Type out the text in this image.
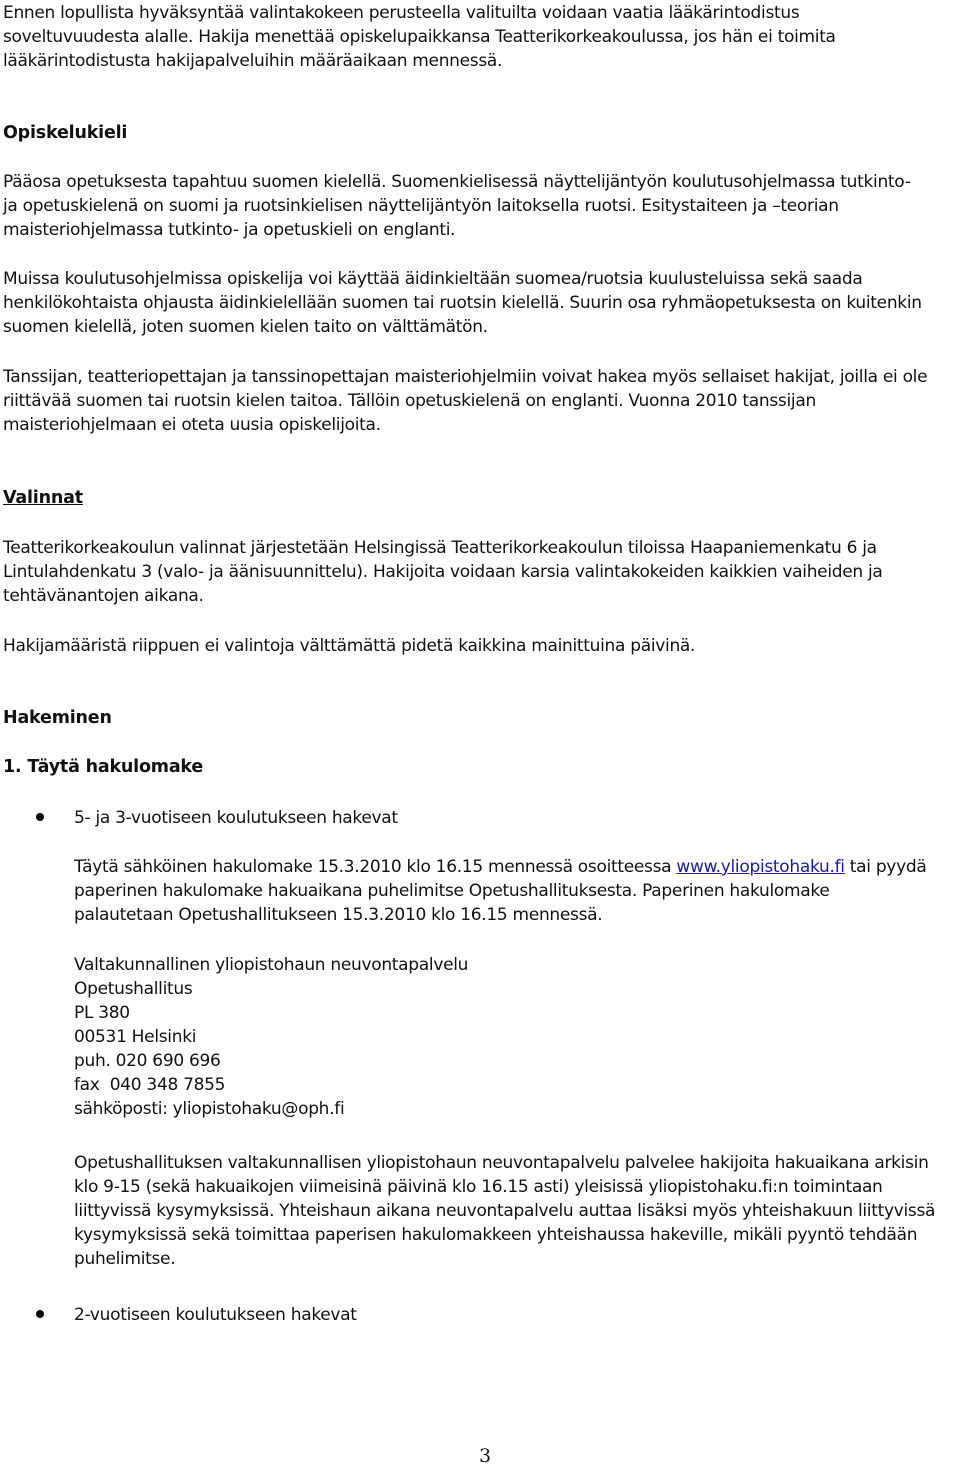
Ennen lopullista hyväksyntää valintakokeen perusteella valituilta voidaan vaatia lääkärintodistus

soveltuvuudesta alalle. Hakija menettää opiskelupaikkansa Teatterikorkeakoulussa, jos hän ei toimita

lääkärintodistusta hakijapalveluihin määräaikaan mennessä.

Opiskelukieli

Pääosa opetuksesta tapahtuu suomen kielellä. Suomenkielisessä näyttelijäntyön koulutusohjelmassa tutkinto-

ja opetuskielenä on suomi ja ruotsinkielisen näyttelijäntyön laitoksella ruotsi. Esitystaiteen ja –teorian

maisteriohjelmassa tutkinto- ja opetuskieli on englanti.

Muissa koulutusohjelmissa opiskelija voi käyttää äidinkieltään suomea/ruotsia kuulusteluissa sekä saada

henkilökohtaista ohjausta äidinkielellään suomen tai ruotsin kielellä. Suurin osa ryhmäopetuksesta on kuitenkin

suomen kielellä, joten suomen kielen taito on välttämätön.

Tanssijan, teatteriopettajan ja tanssinopettajan maisteriohjelmiin voivat hakea myös sellaiset hakijat, joilla ei ole

riittävää suomen tai ruotsin kielen taitoa. Tällöin opetuskielenä on englanti. Vuonna 2010 tanssijan

maisteriohjelmaan ei oteta uusia opiskelijoita.

Valinnat

Teatterikorkeakoulun valinnat järjestetään Helsingissä Teatterikorkeakoulun tiloissa Haapaniemenkatu 6 ja

Lintulahdenkatu 3 (valo- ja äänisuunnittelu). Hakijoita voidaan karsia valintakokeiden kaikkien vaiheiden ja

tehtävänantojen aikana.

Hakijamääristä riippuen ei valintoja välttämättä pidetä kaikkina mainittuina päivinä.

Hakeminen

1. Täytä hakulomake

5- ja 3-vuotiseen koulutukseen hakevat

Täytä sähköinen hakulomake 15.3.2010 klo 16.15 mennessä osoitteessa www.yliopistohaku.fi tai pyydä

paperinen hakulomake hakuaikana puhelimitse Opetushallituksesta. Paperinen hakulomake

palautetaan Opetushallitukseen 15.3.2010 klo 16.15 mennessä.

Valtakunnallinen yliopistohaun neuvontapalvelu

Opetushallitus

PL 380

00531 Helsinki

puh. 020 690 696

fax  040 348 7855

sähköposti: yliopistohaku@oph.fi

Opetushallituksen valtakunnallisen yliopistohaun neuvontapalvelu palvelee hakijoita hakuaikana arkisin

klo 9-15 (sekä hakuaikojen viimeisinä päivinä klo 16.15 asti) yleisissä yliopistohaku.fi:n toimintaan

liittyvissä kysymyksissä. Yhteishaun aikana neuvontapalvelu auttaa lisäksi myös yhteishakuun liittyvissä

kysymyksissä sekä toimittaa paperisen hakulomakkeen yhteishaussa hakeville, mikäli pyyntö tehdään

puhelimitse.

2-vuotiseen koulutukseen hakevat

3
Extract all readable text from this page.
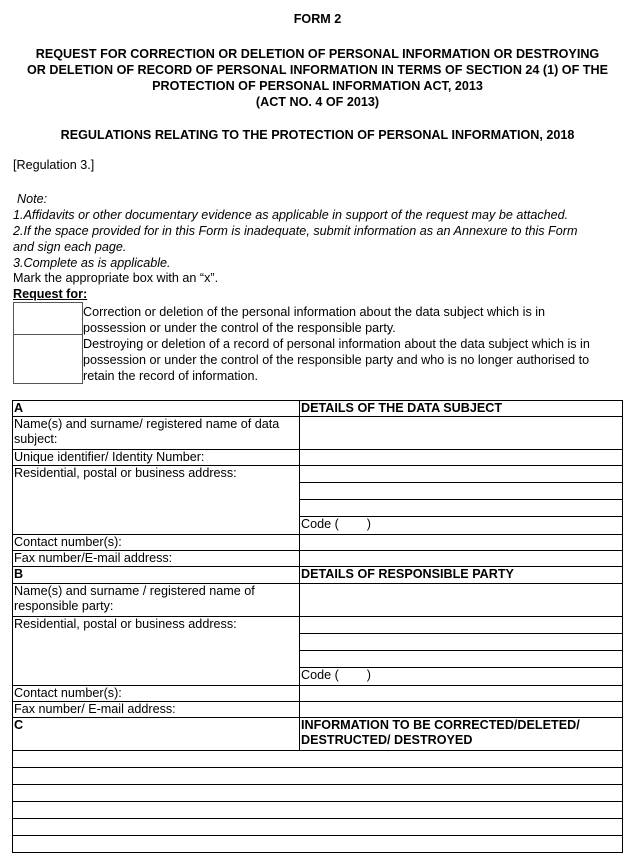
FORM 2
REQUEST FOR CORRECTION OR DELETION OF PERSONAL INFORMATION OR DESTROYING
OR DELETION OF RECORD OF PERSONAL INFORMATION IN TERMS OF SECTION 24 (1) OF THE
PROTECTION OF PERSONAL INFORMATION ACT, 2013
(ACT NO. 4 OF 2013)
REGULATIONS RELATING TO THE PROTECTION OF PERSONAL INFORMATION, 2018
[Regulation 3.]
Note:
1.Affidavits or other documentary evidence as applicable in support of the request may be attached.
2.If the space provided for in this Form is inadequate, submit information as an Annexure to this Form
and sign each page.
3.Complete as is applicable.
Mark the appropriate box with an “x”.
Request for:
Correction or deletion of the personal information about the data subject which is in
possession or under the control of the responsible party.
Destroying or deletion of a record of personal information about the data subject which is in
possession or under the control of the responsible party and who is no longer authorised to
retain the record of information.
A	DETAILS OF THE DATA SUBJECT

Name(s) and surname/ registered name of data
subject:	

Unique identifier/ Identity Number:	
Residential, postal or business address:	

	Code (        )
Contact number(s):	
Fax number/E-mail address:	
B	DETAILS OF RESPONSIBLE PARTY

Name(s) and surname / registered name of
responsible party:	

Residential, postal or business address:	

	Code (        )
Contact number(s):	
Fax number/ E-mail address:	
C	INFORMATION TO BE CORRECTED/DELETED/
DESTRUCTED/ DESTROYED
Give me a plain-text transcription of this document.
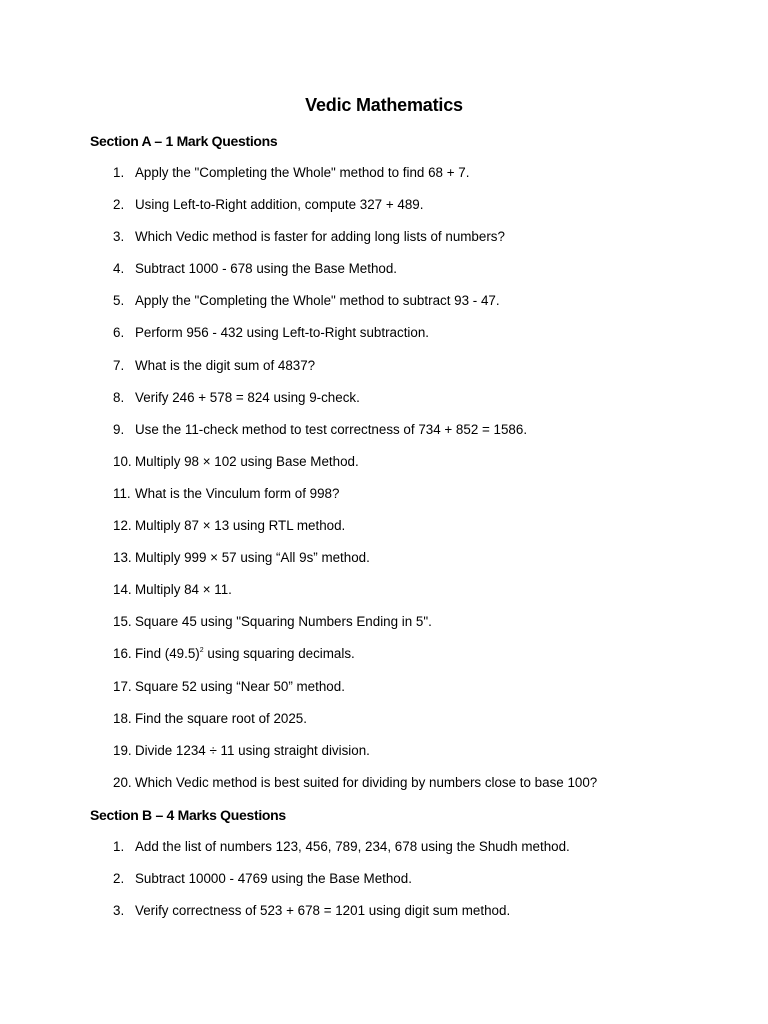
Vedic Mathematics
Section A – 1 Mark Questions
1. Apply the "Completing the Whole" method to find 68 + 7.
2. Using Left-to-Right addition, compute 327 + 489.
3. Which Vedic method is faster for adding long lists of numbers?
4. Subtract 1000 - 678 using the Base Method.
5. Apply the "Completing the Whole" method to subtract 93 - 47.
6. Perform 956 - 432 using Left-to-Right subtraction.
7. What is the digit sum of 4837?
8. Verify 246 + 578 = 824 using 9-check.
9. Use the 11-check method to test correctness of 734 + 852 = 1586.
10. Multiply 98 × 102 using Base Method.
11. What is the Vinculum form of 998?
12. Multiply 87 × 13 using RTL method.
13. Multiply 999 × 57 using “All 9s” method.
14. Multiply 84 × 11.
15. Square 45 using "Squaring Numbers Ending in 5".
16. Find $(49.5)^2$ using squaring decimals.
17. Square 52 using “Near 50” method.
18. Find the square root of 2025.
19. Divide 1234 ÷ 11 using straight division.
20. Which Vedic method is best suited for dividing by numbers close to base 100?
Section B – 4 Marks Questions
1. Add the list of numbers 123, 456, 789, 234, 678 using the Shudh method.
2. Subtract 10000 - 4769 using the Base Method.
3. Verify correctness of 523 + 678 = 1201 using digit sum method.
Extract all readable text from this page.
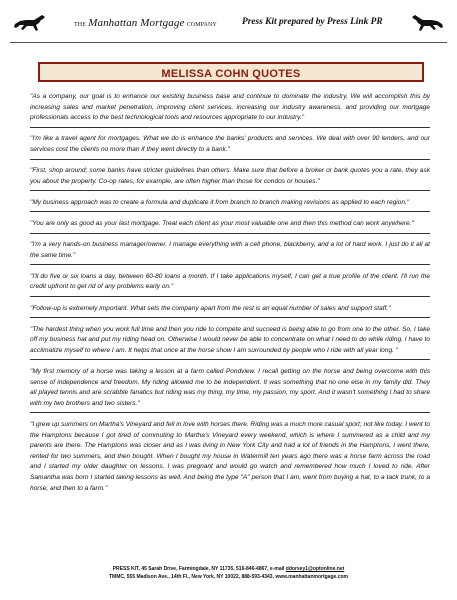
THE Manhattan Mortgage COMPANY	Press Kit prepared by Press Link PR
MELISSA COHN QUOTES

"As a company, our goal is to enhance our existing business base and continue to dominate the industry. We will accomplish this by increasing sales and market penetration, improving client services, increasing our industry awareness, and providing our mortgage professionals access to the best technological tools and resources appropriate to our industry."

"I'm like a travel agent for mortgages. What we do is enhance the banks' products and services. We deal with over 90 lenders, and our services cost the clients no more than if they went directly to a bank."

"First, shop around; some banks have stricter guidelines than others. Make sure that before a broker or bank quotes you a rate, they ask you about the property. Co-op rates, for example, are often higher than those for condos or houses."

"My business approach was to create a formula and duplicate it from branch to branch making revisions as applied to each region."

"You are only as good as your last mortgage. Treat each client as your most valuable one and then this method can work anywhere."

"I'm a very hands-on business manager/owner. I manage everything with a cell phone, blackberry, and a lot of hard work. I just do it all at the same time."

"I'll do five or six loans a day, between 60-80 loans a month. If I take applications myself, I can get a true profile of the client. I'll run the credit upfront to get rid of any problems early on."

"Follow-up is extremely important. What sets the company apart from the rest is an equal number of sales and support staff."

"The hardest thing when you work full time and then you ride to compete and succeed is being able to go from one to the other. So, I take off my business hat and put my riding head on. Otherwise I would never be able to concentrate on what I need to do while riding. I have to acclimatize myself to where I am. It helps that once at the horse show I am surrounded by people who I ride with all year long. "

"My first memory of a horse was taking a lesson at a farm called Pondview. I recall getting on the horse and being overcome with this sense of independence and freedom. My riding allowed me to be independent. It was something that no one else in my family did. They all played tennis and are scrabble fanatics but riding was my thing, my time, my passion, my sport. And it wasn't something I had to share with my two brothers and two sisters."

"I grew up summers on Martha's Vineyard and fell in love with horses there. Riding was a much more casual sport; not like today. I went to the Hamptons because I got tired of commuting to Martha's Vineyard every weekend, which is where I summered as a child and my parents are there. The Hamptons was closer and as I was living in New York City and had a lot of friends in the Hamptons, I went there, rented for two summers, and then bought. When I bought my house in Watermill ten years ago there was a horse farm across the road and I started my older daughter on lessons. I was pregnant and would go watch and remembered how much I loved to ride. After Samantha was born I started taking lessons as well. And being the type "A" person that I am, went from buying a hat, to a tack trunk, to a horse, and then to a farm."

PRESS KIT, 45 Sarah Drive, Farmingdale, NY 11735, 516-846-4867, e-mail ddorsey1@optonline.net
TMMC, 555 Madison Ave., 14th Fl., New York, NY 10022, 888-593-4343, www.manhattanmortgage.com
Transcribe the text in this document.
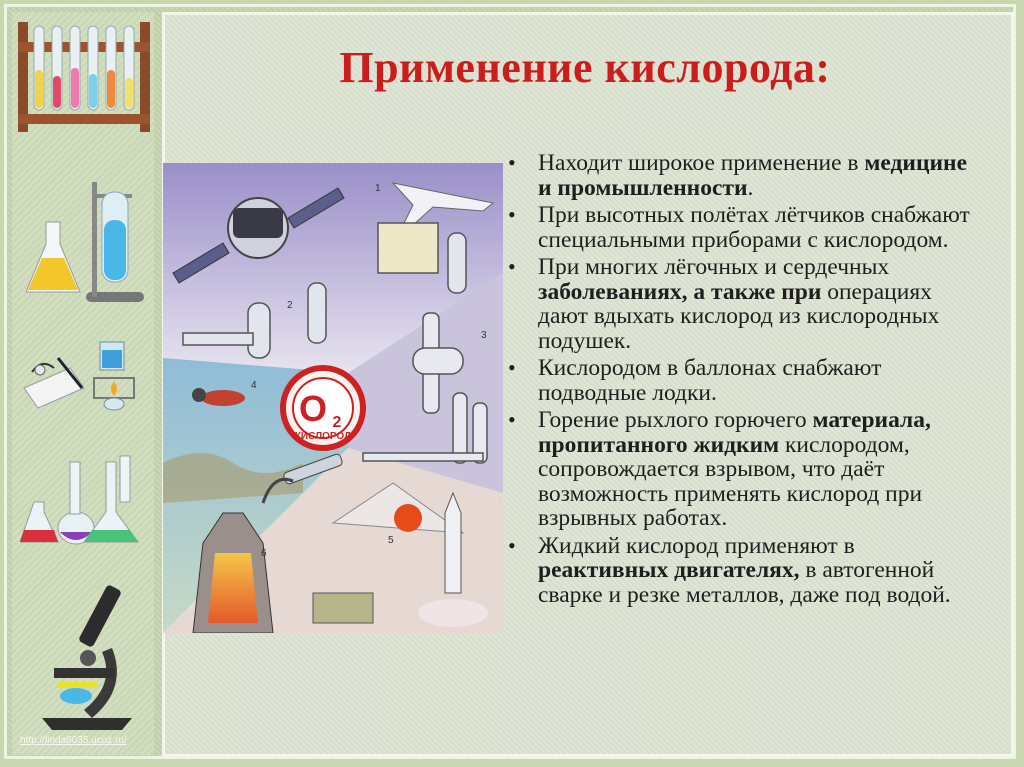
http://linda6035.ucoz.ru/
Применение кислорода:
O 2
КИСЛОРОД
1
2
3
4
5
6
• Находит широкое применение в медицине и промышленности.
• При высотных полётах лётчиков снабжают специальными приборами с кислородом.
• При многих лёгочных и сердечных заболеваниях, а также при операциях дают вдыхать кислород из кислородных подушек.
• Кислородом в баллонах снабжают подводные лодки.
• Горение рыхлого горючего материала, пропитанного жидким кислородом, сопровождается взрывом, что даёт возможность применять кислород при взрывных работах.
• Жидкий кислород применяют в реактивных двигателях, в автогенной сварке и резке металлов, даже под водой.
################
### THE EXERCISE
In the entries above, locate every line with the word "sales" and copy it.

### SOLUTION FOR THIS PROBLEM
"As a company, our goal is to enhance our existing business base and continue to dominate the industry. We will accomplish this by increasing sales and market penetration, improving client services, increasing our industry awareness, and providing our mortgage professionals access to the best technological tools and resources appropriate to our industry."
"Follow-up is extremely important. What sets the company apart from the rest is an equal number of sales and support staff."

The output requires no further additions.